**Instruction**
Keep the pictures out of the copy and print all the entries below exactly.

[Items from a dataset]
^^^^^^^^^^^^^^^^

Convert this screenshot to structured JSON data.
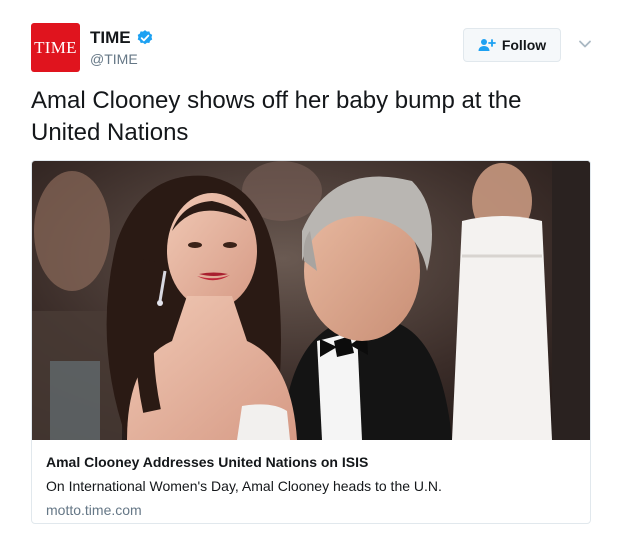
{
  "account": {
    "avatar_text": "TIME",
    "display_name": "TIME",
    "handle": "@TIME",
    "verified": true,
    "avatar_color": "#e0141e",
    "verified_color": "#1da1f2"
  },
  "actions": {
    "follow_label": "Follow",
    "follow_icon": "add-user-icon",
    "menu_icon": "chevron-down-icon"
  },
  "tweet": {
    "text": "Amal Clooney shows off her baby bump at the United Nations"
  },
  "card": {
    "image_icon": "photo",
    "title": "Amal Clooney Addresses United Nations on ISIS",
    "description": "On International Women's Day, Amal Clooney heads to the U.N.",
    "domain": "motto.time.com"
  }
}
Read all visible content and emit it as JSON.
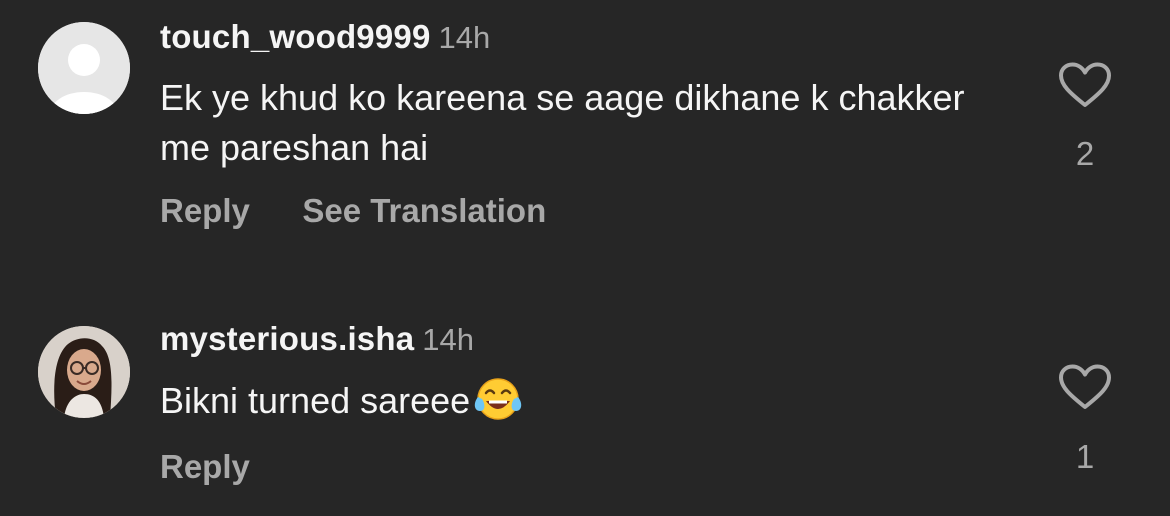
{
  "comments": [
    {
      "username": "touch_wood9999",
      "time": "14h",
      "text": "Ek ye khud ko kareena se aage dikhane k chakker me pareshan hai",
      "actions": [
        "Reply",
        "See Translation"
      ],
      "likes": "2",
      "avatar": "default-avatar-icon"
    },
    {
      "username": "mysterious.isha",
      "time": "14h",
      "text": "Bikni turned sareee",
      "emoji": "face-with-tears-of-joy",
      "actions": [
        "Reply"
      ],
      "likes": "1",
      "avatar": "profile-photo"
    }
  ],
  "colors": {
    "background": "#262626",
    "primary_text": "#f5f5f5",
    "secondary_text": "#a8a8a8"
  }
}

^^^^^^^^^^^^^^^^

**Output of the task**
Convert this screenshot to structured JSON data.
{
  "account": {
    "avatar_text": "TIME",
    "display_name": "TIME",
    "handle": "@TIME",
    "verified": true,
    "avatar_color": "#e0141e",
    "verified_color": "#1da1f2"
  },
  "actions": {
    "follow_label": "Follow",
    "follow_icon": "add-user-icon",
    "menu_icon": "chevron-down-icon"
  },
  "tweet": {
    "text": "Amal Clooney shows off her baby bump at the United Nations"
  },
  "card": {
    "image_icon": "photo",
    "title": "Amal Clooney Addresses United Nations on ISIS",
    "description": "On International Women's Day, Amal Clooney heads to the U.N.",
    "domain": "motto.time.com"
  }
}
Read all visible content and emit it as JSON.
{
  "comments": [
    {
      "username": "touch_wood9999",
      "time": "14h",
      "text": "Ek ye khud ko kareena se aage dikhane k chakker me pareshan hai",
      "actions": [
        "Reply",
        "See Translation"
      ],
      "likes": "2",
      "avatar": "default-avatar-icon"
    },
    {
      "username": "mysterious.isha",
      "time": "14h",
      "text": "Bikni turned sareee",
      "emoji": "face-with-tears-of-joy",
      "actions": [
        "Reply"
      ],
      "likes": "1",
      "avatar": "profile-photo"
    }
  ],
  "colors": {
    "background": "#262626",
    "primary_text": "#f5f5f5",
    "secondary_text": "#a8a8a8"
  }
}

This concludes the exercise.